┏━━
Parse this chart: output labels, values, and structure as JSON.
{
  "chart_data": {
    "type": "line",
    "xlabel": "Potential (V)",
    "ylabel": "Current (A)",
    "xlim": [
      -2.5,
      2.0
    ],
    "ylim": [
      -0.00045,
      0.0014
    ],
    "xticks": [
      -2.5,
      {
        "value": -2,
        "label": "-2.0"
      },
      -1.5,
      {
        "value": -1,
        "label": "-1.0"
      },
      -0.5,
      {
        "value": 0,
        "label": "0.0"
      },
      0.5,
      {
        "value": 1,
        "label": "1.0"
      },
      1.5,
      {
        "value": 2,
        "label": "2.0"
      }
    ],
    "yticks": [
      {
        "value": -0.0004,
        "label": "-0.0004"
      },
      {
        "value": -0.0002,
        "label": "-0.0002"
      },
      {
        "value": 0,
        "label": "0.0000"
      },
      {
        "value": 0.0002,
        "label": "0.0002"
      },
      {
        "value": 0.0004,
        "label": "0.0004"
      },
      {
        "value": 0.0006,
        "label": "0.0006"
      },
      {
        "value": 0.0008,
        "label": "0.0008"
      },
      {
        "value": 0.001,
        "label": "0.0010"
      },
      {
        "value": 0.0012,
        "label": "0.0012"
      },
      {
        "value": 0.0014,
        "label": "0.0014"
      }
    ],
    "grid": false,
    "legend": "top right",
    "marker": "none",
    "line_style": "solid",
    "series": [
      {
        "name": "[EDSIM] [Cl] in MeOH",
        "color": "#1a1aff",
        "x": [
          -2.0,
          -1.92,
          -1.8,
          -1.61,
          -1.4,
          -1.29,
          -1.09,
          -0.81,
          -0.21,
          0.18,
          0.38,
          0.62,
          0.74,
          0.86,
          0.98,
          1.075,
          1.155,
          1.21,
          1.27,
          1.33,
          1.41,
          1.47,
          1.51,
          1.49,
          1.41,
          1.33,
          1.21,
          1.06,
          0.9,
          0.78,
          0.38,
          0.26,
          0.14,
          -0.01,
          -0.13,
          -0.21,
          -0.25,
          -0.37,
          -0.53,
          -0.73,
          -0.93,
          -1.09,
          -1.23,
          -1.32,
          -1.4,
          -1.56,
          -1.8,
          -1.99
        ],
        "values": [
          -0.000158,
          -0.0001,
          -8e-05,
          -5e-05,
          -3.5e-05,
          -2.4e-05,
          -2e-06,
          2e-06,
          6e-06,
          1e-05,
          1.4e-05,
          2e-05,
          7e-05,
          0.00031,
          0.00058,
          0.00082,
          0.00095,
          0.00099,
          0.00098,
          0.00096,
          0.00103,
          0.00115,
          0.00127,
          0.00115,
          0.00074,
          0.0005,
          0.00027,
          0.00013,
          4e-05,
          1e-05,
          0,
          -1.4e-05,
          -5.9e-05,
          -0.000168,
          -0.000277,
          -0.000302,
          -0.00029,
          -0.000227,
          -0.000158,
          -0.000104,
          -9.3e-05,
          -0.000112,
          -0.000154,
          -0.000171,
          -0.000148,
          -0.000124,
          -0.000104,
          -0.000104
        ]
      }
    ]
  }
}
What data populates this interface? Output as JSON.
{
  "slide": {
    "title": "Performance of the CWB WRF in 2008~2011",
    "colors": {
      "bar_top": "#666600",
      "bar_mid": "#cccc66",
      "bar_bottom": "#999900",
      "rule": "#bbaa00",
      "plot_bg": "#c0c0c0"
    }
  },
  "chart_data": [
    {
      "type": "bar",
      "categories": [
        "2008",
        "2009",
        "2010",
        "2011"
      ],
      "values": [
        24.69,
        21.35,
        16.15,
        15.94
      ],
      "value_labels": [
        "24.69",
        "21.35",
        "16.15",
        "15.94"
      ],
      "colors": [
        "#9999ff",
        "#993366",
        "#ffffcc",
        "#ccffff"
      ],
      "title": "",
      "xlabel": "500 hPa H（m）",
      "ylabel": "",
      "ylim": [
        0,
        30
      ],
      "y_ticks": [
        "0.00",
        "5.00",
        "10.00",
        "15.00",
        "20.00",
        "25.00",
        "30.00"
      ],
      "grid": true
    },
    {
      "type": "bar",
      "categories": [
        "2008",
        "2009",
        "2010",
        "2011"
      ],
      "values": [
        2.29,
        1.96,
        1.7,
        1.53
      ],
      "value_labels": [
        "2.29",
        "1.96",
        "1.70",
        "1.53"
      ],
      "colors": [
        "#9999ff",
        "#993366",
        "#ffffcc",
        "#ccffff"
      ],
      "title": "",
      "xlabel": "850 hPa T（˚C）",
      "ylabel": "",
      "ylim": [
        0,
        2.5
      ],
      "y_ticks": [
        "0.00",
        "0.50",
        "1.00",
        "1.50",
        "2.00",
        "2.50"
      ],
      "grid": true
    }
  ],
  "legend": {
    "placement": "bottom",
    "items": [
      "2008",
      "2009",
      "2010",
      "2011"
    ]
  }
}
┗━━
▶ _OBJECTIVE_
Return all of the entries exactly as written.

▶ _RESULT_
Parse this chart: output labels, values, and structure as JSON.
{
  "chart_data": {
    "type": "line",
    "xlabel": "Potential (V)",
    "ylabel": "Current (A)",
    "xlim": [
      -2.5,
      2.0
    ],
    "ylim": [
      -0.00045,
      0.0014
    ],
    "xticks": [
      -2.5,
      {
        "value": -2,
        "label": "-2.0"
      },
      -1.5,
      {
        "value": -1,
        "label": "-1.0"
      },
      -0.5,
      {
        "value": 0,
        "label": "0.0"
      },
      0.5,
      {
        "value": 1,
        "label": "1.0"
      },
      1.5,
      {
        "value": 2,
        "label": "2.0"
      }
    ],
    "yticks": [
      {
        "value": -0.0004,
        "label": "-0.0004"
      },
      {
        "value": -0.0002,
        "label": "-0.0002"
      },
      {
        "value": 0,
        "label": "0.0000"
      },
      {
        "value": 0.0002,
        "label": "0.0002"
      },
      {
        "value": 0.0004,
        "label": "0.0004"
      },
      {
        "value": 0.0006,
        "label": "0.0006"
      },
      {
        "value": 0.0008,
        "label": "0.0008"
      },
      {
        "value": 0.001,
        "label": "0.0010"
      },
      {
        "value": 0.0012,
        "label": "0.0012"
      },
      {
        "value": 0.0014,
        "label": "0.0014"
      }
    ],
    "grid": false,
    "legend": "top right",
    "marker": "none",
    "line_style": "solid",
    "series": [
      {
        "name": "[EDSIM] [Cl] in MeOH",
        "color": "#1a1aff",
        "x": [
          -2.0,
          -1.92,
          -1.8,
          -1.61,
          -1.4,
          -1.29,
          -1.09,
          -0.81,
          -0.21,
          0.18,
          0.38,
          0.62,
          0.74,
          0.86,
          0.98,
          1.075,
          1.155,
          1.21,
          1.27,
          1.33,
          1.41,
          1.47,
          1.51,
          1.49,
          1.41,
          1.33,
          1.21,
          1.06,
          0.9,
          0.78,
          0.38,
          0.26,
          0.14,
          -0.01,
          -0.13,
          -0.21,
          -0.25,
          -0.37,
          -0.53,
          -0.73,
          -0.93,
          -1.09,
          -1.23,
          -1.32,
          -1.4,
          -1.56,
          -1.8,
          -1.99
        ],
        "values": [
          -0.000158,
          -0.0001,
          -8e-05,
          -5e-05,
          -3.5e-05,
          -2.4e-05,
          -2e-06,
          2e-06,
          6e-06,
          1e-05,
          1.4e-05,
          2e-05,
          7e-05,
          0.00031,
          0.00058,
          0.00082,
          0.00095,
          0.00099,
          0.00098,
          0.00096,
          0.00103,
          0.00115,
          0.00127,
          0.00115,
          0.00074,
          0.0005,
          0.00027,
          0.00013,
          4e-05,
          1e-05,
          0,
          -1.4e-05,
          -5.9e-05,
          -0.000168,
          -0.000277,
          -0.000302,
          -0.00029,
          -0.000227,
          -0.000158,
          -0.000104,
          -9.3e-05,
          -0.000112,
          -0.000154,
          -0.000171,
          -0.000148,
          -0.000124,
          -0.000104,
          -0.000104
        ]
      }
    ]
  }
}
What data populates this interface? Output as JSON.
{
  "slide": {
    "title": "Performance of the CWB WRF in 2008~2011",
    "colors": {
      "bar_top": "#666600",
      "bar_mid": "#cccc66",
      "bar_bottom": "#999900",
      "rule": "#bbaa00",
      "plot_bg": "#c0c0c0"
    }
  },
  "chart_data": [
    {
      "type": "bar",
      "categories": [
        "2008",
        "2009",
        "2010",
        "2011"
      ],
      "values": [
        24.69,
        21.35,
        16.15,
        15.94
      ],
      "value_labels": [
        "24.69",
        "21.35",
        "16.15",
        "15.94"
      ],
      "colors": [
        "#9999ff",
        "#993366",
        "#ffffcc",
        "#ccffff"
      ],
      "title": "",
      "xlabel": "500 hPa H（m）",
      "ylabel": "",
      "ylim": [
        0,
        30
      ],
      "y_ticks": [
        "0.00",
        "5.00",
        "10.00",
        "15.00",
        "20.00",
        "25.00",
        "30.00"
      ],
      "grid": true
    },
    {
      "type": "bar",
      "categories": [
        "2008",
        "2009",
        "2010",
        "2011"
      ],
      "values": [
        2.29,
        1.96,
        1.7,
        1.53
      ],
      "value_labels": [
        "2.29",
        "1.96",
        "1.70",
        "1.53"
      ],
      "colors": [
        "#9999ff",
        "#993366",
        "#ffffcc",
        "#ccffff"
      ],
      "title": "",
      "xlabel": "850 hPa T（˚C）",
      "ylabel": "",
      "ylim": [
        0,
        2.5
      ],
      "y_ticks": [
        "0.00",
        "0.50",
        "1.00",
        "1.50",
        "2.00",
        "2.50"
      ],
      "grid": true
    }
  ],
  "legend": {
    "placement": "bottom",
    "items": [
      "2008",
      "2009",
      "2010",
      "2011"
    ]
  }
}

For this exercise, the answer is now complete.